→ OBJECTIVE
Filter the records below and copy every line containing the word "name".

########

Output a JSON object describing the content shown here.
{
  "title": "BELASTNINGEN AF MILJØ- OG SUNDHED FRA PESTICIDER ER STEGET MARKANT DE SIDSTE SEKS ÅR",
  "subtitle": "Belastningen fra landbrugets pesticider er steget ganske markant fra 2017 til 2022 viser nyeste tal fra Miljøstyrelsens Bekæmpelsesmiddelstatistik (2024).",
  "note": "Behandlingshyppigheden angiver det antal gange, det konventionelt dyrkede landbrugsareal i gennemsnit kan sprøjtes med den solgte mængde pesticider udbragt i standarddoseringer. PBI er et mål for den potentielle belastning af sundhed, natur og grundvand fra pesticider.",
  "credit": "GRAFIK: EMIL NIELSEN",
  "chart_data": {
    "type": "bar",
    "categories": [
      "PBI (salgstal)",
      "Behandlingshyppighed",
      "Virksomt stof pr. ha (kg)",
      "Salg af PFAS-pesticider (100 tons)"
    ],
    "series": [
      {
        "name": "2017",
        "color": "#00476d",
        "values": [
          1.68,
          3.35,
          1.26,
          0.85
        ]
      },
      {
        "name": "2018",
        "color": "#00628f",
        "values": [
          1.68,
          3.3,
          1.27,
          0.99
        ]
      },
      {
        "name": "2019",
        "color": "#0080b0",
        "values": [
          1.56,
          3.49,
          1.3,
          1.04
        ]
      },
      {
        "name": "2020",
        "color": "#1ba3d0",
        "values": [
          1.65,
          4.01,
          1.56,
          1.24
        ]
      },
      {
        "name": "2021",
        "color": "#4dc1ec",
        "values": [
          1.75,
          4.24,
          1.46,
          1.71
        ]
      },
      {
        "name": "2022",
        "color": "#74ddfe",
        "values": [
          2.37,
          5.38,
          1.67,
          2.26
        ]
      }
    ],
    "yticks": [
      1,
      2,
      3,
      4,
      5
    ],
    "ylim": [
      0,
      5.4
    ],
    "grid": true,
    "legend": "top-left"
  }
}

########

→ RESPONSE
        "name": "2017",
        "name": "2018",
        "name": "2019",
        "name": "2020",
        "name": "2021",
        "name": "2022",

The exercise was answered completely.